> _PROBLEM REQUIREMENTS_:
In the listing that follows, count every line with the word "name" in it and write only the total.

> _MATERIAL TO PROCESS_:

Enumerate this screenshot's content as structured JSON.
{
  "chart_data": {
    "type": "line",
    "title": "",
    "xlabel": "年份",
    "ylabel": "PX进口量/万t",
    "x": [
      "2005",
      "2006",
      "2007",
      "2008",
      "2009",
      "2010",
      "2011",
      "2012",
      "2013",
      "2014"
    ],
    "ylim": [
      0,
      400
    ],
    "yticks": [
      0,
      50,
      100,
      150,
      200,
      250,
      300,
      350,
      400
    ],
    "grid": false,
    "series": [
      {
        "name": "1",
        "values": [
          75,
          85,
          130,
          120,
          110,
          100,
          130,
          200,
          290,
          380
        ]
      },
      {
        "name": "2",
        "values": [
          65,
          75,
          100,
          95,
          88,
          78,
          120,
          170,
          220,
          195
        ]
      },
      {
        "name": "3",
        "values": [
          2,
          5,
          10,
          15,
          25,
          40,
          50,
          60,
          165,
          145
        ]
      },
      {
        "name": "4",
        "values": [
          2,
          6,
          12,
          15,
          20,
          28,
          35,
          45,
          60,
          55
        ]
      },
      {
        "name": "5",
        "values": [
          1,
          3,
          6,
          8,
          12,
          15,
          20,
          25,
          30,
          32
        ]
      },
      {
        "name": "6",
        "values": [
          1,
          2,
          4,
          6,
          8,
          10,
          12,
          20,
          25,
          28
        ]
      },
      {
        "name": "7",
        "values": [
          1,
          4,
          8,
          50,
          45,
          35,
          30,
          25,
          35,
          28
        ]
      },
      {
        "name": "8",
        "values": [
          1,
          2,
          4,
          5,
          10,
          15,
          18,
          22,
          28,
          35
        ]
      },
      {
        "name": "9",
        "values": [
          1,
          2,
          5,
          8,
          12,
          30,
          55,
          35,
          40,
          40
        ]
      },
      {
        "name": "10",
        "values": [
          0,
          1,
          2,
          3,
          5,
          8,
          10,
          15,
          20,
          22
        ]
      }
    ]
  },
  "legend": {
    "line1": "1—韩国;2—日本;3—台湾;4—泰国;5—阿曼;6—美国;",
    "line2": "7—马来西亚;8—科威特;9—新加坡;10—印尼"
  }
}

> _TASK ANSWER_:
10